►

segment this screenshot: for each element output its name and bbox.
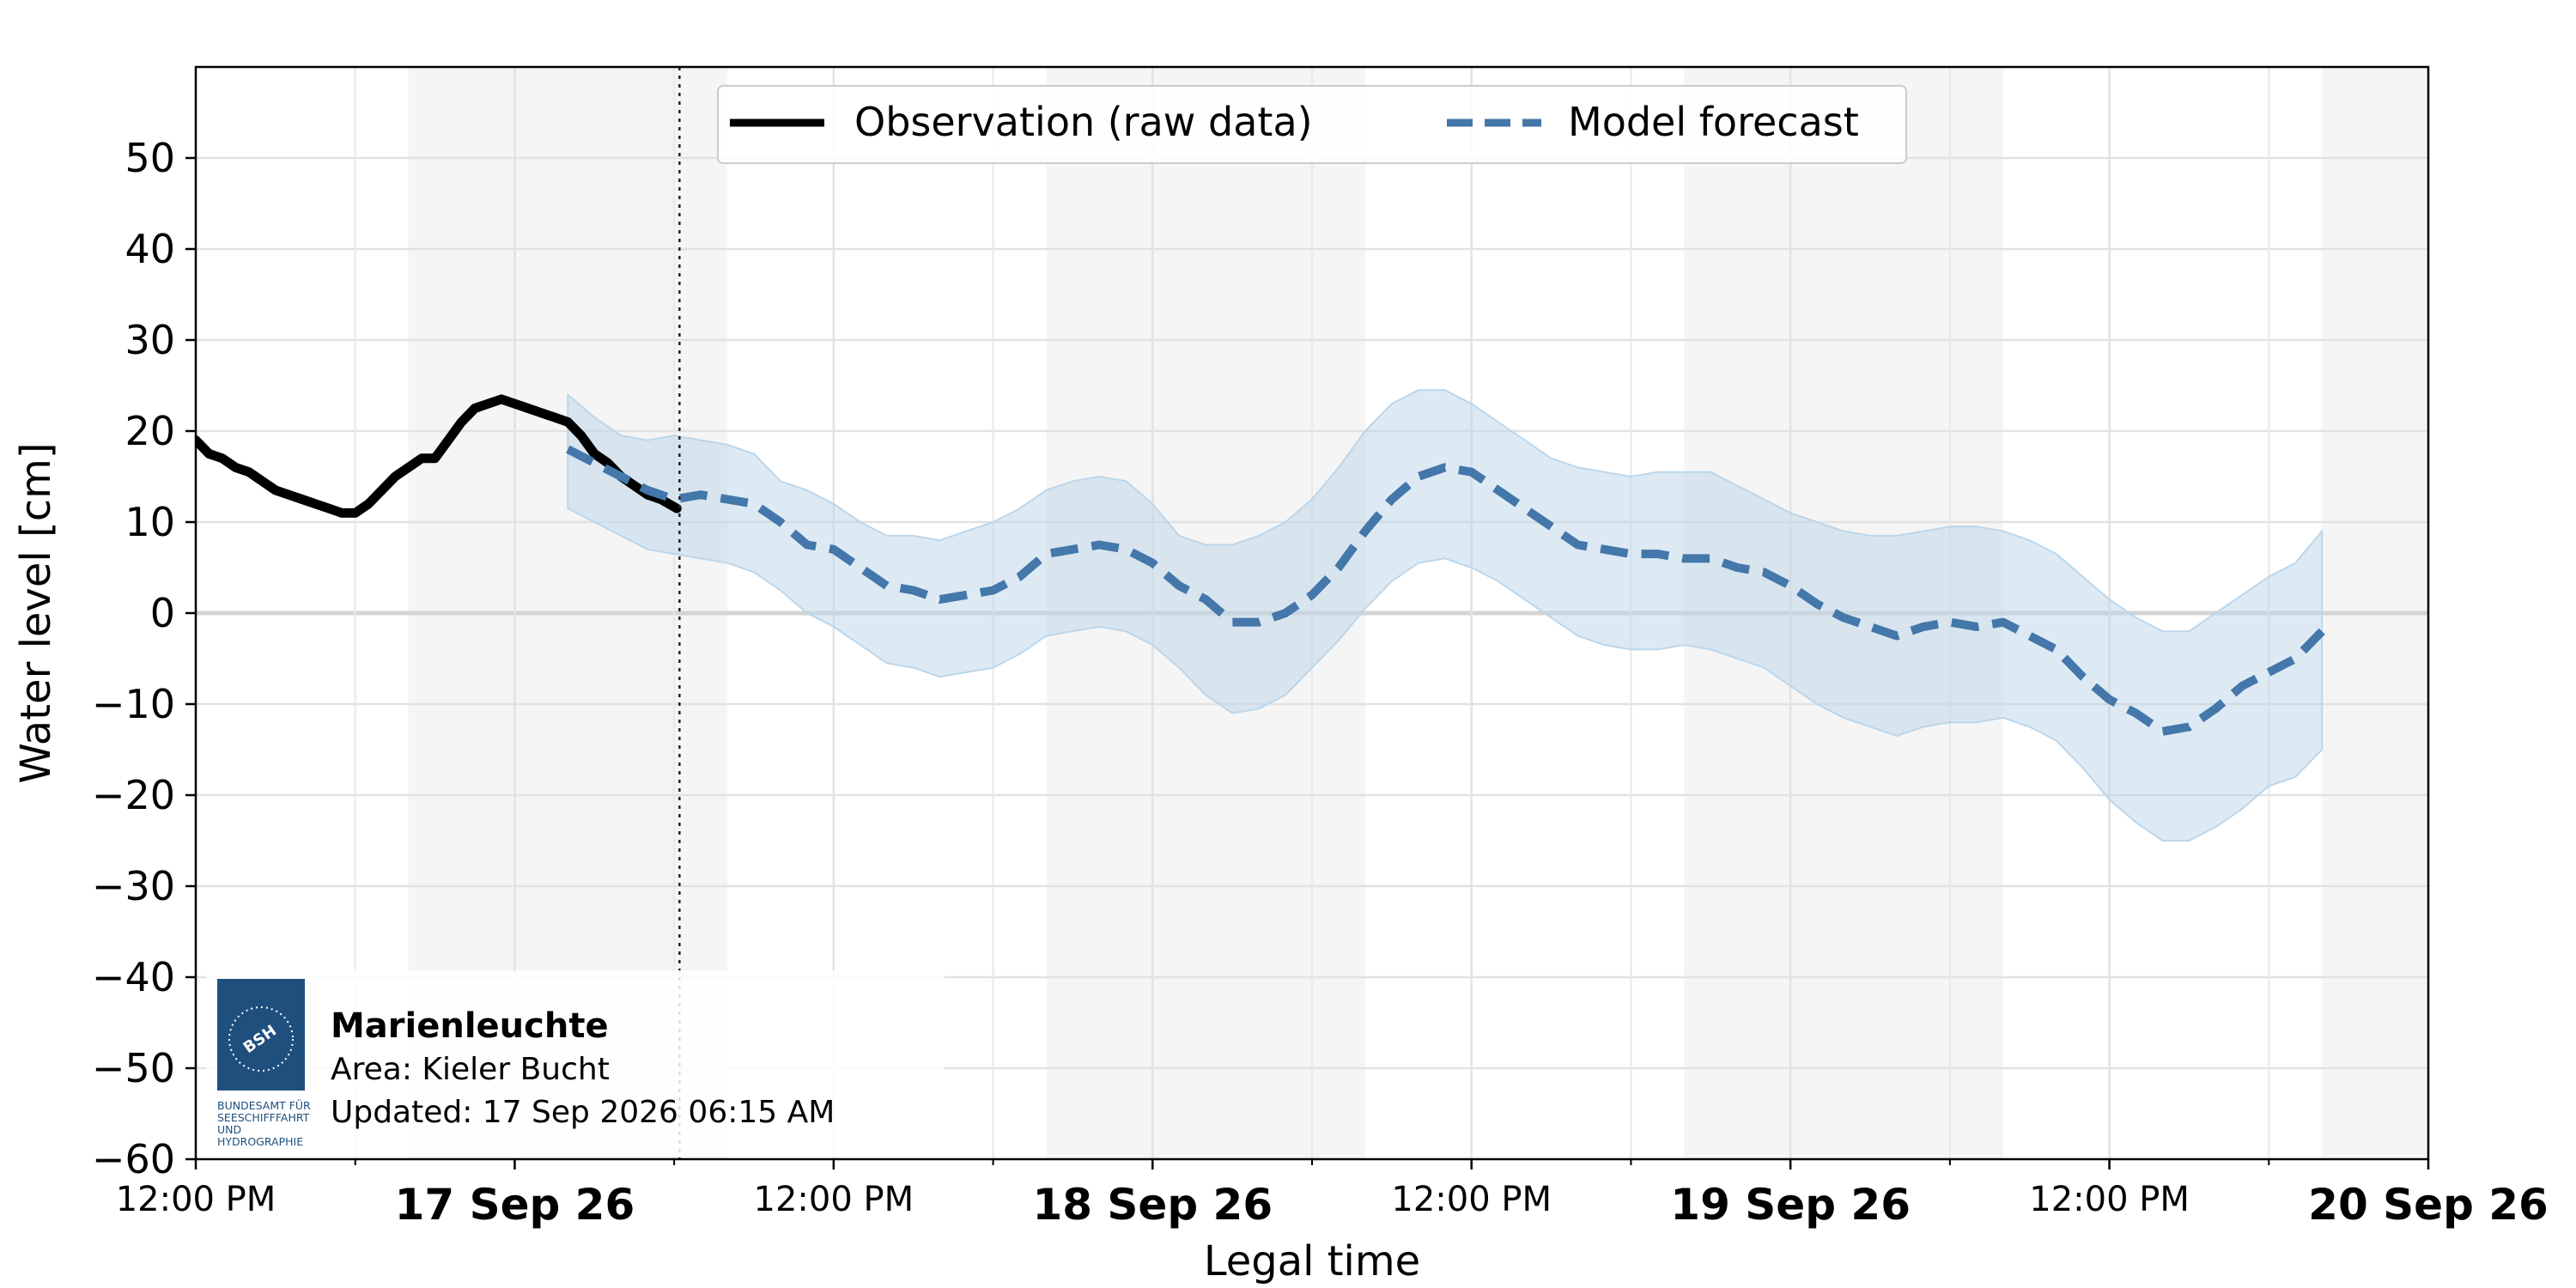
station-info-box: BSH BUNDESAMT FÜR SEESCHIFFFAHRT UND HYD…	[206, 970, 945, 1157]
y-tick-label: −20	[92, 772, 175, 818]
bsh-logo-caption-4: HYDROGRAPHIE	[217, 1135, 303, 1148]
y-tick-label: 0	[150, 590, 175, 636]
x-tick-label: 17 Sep 26	[395, 1180, 635, 1230]
legend-box	[717, 85, 1907, 164]
x-tick-label: 12:00 PM	[754, 1180, 914, 1219]
x-tick-label: 18 Sep 26	[1032, 1180, 1273, 1230]
y-tick-label: −50	[92, 1045, 175, 1091]
y-tick-label: −30	[92, 863, 175, 909]
y-tick-label: −60	[92, 1136, 175, 1182]
y-tick-label: 30	[125, 317, 175, 363]
forecast-band	[567, 389, 2324, 841]
y-tick-label: −40	[92, 954, 175, 1000]
observation-line	[196, 394, 682, 518]
forecast-uncertainty-band	[567, 389, 2324, 841]
y-tick-label: 20	[125, 408, 175, 454]
bsh-logo: BSH BUNDESAMT FÜR SEESCHIFFFAHRT UND HYD…	[217, 979, 311, 1148]
station-name: Marienleuchte	[331, 1006, 609, 1046]
x-tick-label: 12:00 PM	[1391, 1180, 1552, 1219]
x-tick-label: 12:00 PM	[116, 1180, 276, 1219]
x-axis-ticks: 12:00 PM 17 Sep 26 12:00 PM 18 Sep 26 12:00 …	[116, 1159, 2549, 1230]
y-tick-label: −10	[92, 681, 175, 727]
bsh-logo-caption-1: BUNDESAMT FÜR	[217, 1098, 311, 1112]
x-axis-label: Legal time	[1204, 1237, 1420, 1285]
y-axis-label: Water level [cm]	[12, 442, 60, 783]
x-tick-label: 12:00 PM	[2029, 1180, 2190, 1219]
y-tick-label: 50	[125, 135, 175, 181]
bsh-logo-square	[217, 979, 305, 1091]
legend: Observation (raw data) Model forecast	[717, 85, 1907, 164]
x-tick-label: 19 Sep 26	[1670, 1180, 1911, 1230]
x-tick-label: 20 Sep 26	[2308, 1180, 2549, 1230]
bsh-logo-ring	[228, 1006, 294, 1072]
y-tick-label: 40	[125, 226, 175, 272]
legend-observation-label: Observation (raw data)	[854, 99, 1313, 145]
station-area: Area: Kieler Bucht	[331, 1052, 610, 1087]
bsh-logo-caption-2: SEESCHIFFFAHRT	[217, 1111, 310, 1124]
y-axis-ticks: 50 40 30 20 10 0 −10 −20 −30 −40 −50 −60	[92, 135, 196, 1182]
legend-forecast-label: Model forecast	[1568, 99, 1859, 145]
info-box-background	[206, 970, 945, 1157]
forecast-line	[566, 445, 2325, 736]
y-tick-label: 10	[125, 499, 175, 545]
bsh-logo-caption-3: UND	[217, 1123, 241, 1136]
station-updated: Updated: 17 Sep 2026 06:15 AM	[331, 1095, 835, 1130]
series-lines	[196, 394, 2325, 736]
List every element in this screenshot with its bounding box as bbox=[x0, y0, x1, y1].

◄

Express the lines as a JSON list of strings, one string per line with blank lines omitted, starting at the line containing "station-info-box: BSH BUNDESAMT" and ending at the line containing "499, 175, 545]".

Response:
[
  "station-info-box: BSH BUNDESAMT FÜR SEESCHIFFFAHRT UND HYD…\t[206, 970, 945, 1157]",
  "y-tick-label: −20\t[92, 772, 175, 818]",
  "bsh-logo-caption-4: HYDROGRAPHIE\t[217, 1135, 303, 1148]",
  "y-tick-label: 0\t[150, 590, 175, 636]",
  "x-tick-label: 17 Sep 26\t[395, 1180, 635, 1230]",
  "legend-box\t[717, 85, 1907, 164]",
  "x-tick-label: 12:00 PM\t[754, 1180, 914, 1219]",
  "x-tick-label: 18 Sep 26\t[1032, 1180, 1273, 1230]",
  "y-tick-label: −50\t[92, 1045, 175, 1091]",
  "y-tick-label: −30\t[92, 863, 175, 909]",
  "y-tick-label: −60\t[92, 1136, 175, 1182]",
  "y-tick-label: 30\t[125, 317, 175, 363]",
  "forecast-band\t[567, 389, 2324, 841]",
  "y-tick-label: −40\t[92, 954, 175, 1000]",
  "observation-line\t[196, 394, 682, 518]",
  "forecast-uncertainty-band\t[567, 389, 2324, 841]",
  "y-tick-label: 20\t[125, 408, 175, 454]",
  "bsh-logo: BSH BUNDESAMT FÜR SEESCHIFFFAHRT UND HYD…\t[217, 979, 311, 1148]",
  "station-name: Marienleuchte\t[331, 1006, 609, 1046]",
  "x-tick-label: 12:00 PM\t[1391, 1180, 1552, 1219]",
  "x-tick-label: 12:00 PM\t[116, 1180, 276, 1219]",
  "x-axis-ticks: 12:00 PM 17 Sep 26 12:00 PM 18 Sep 26 12:00 …\t[116, 1159, 2549, 1230]",
  "y-tick-label: −10\t[92, 681, 175, 727]",
  "bsh-logo-caption-1: BUNDESAMT FÜR\t[217, 1098, 311, 1112]",
  "x-axis-label: Legal time\t[1204, 1237, 1420, 1285]",
  "y-axis-label: Water level [cm]\t[12, 442, 60, 783]",
  "x-tick-label: 12:00 PM\t[2029, 1180, 2190, 1219]",
  "y-tick-label: 50\t[125, 135, 175, 181]",
  "bsh-logo-square\t[217, 979, 305, 1091]",
  "legend: Observation (raw data) Model forecast\t[717, 85, 1907, 164]",
  "x-tick-label: 19 Sep 26\t[1670, 1180, 1911, 1230]",
  "x-tick-label: 20 Sep 26\t[2308, 1180, 2549, 1230]",
  "bsh-logo-ring\t[228, 1006, 294, 1072]",
  "y-tick-label: 40\t[125, 226, 175, 272]",
  "legend-observation-label: Observation (raw data)\t[854, 99, 1313, 145]",
  "station-area: Area: Kieler Bucht\t[331, 1052, 610, 1087]",
  "bsh-logo-caption-2: SEESCHIFFFAHRT\t[217, 1111, 310, 1124]",
  "y-axis-ticks: 50 40 30 20 10 0 −10 −20 −30 −40 −50 −60\t[92, 135, 196, 1182]",
  "legend-forecast-label: Model forecast\t[1568, 99, 1859, 145]",
  "info-box-background\t[206, 970, 945, 1157]",
  "forecast-line\t[566, 445, 2325, 736]",
  "y-tick-label: 10\t[125, 499, 175, 545]"
]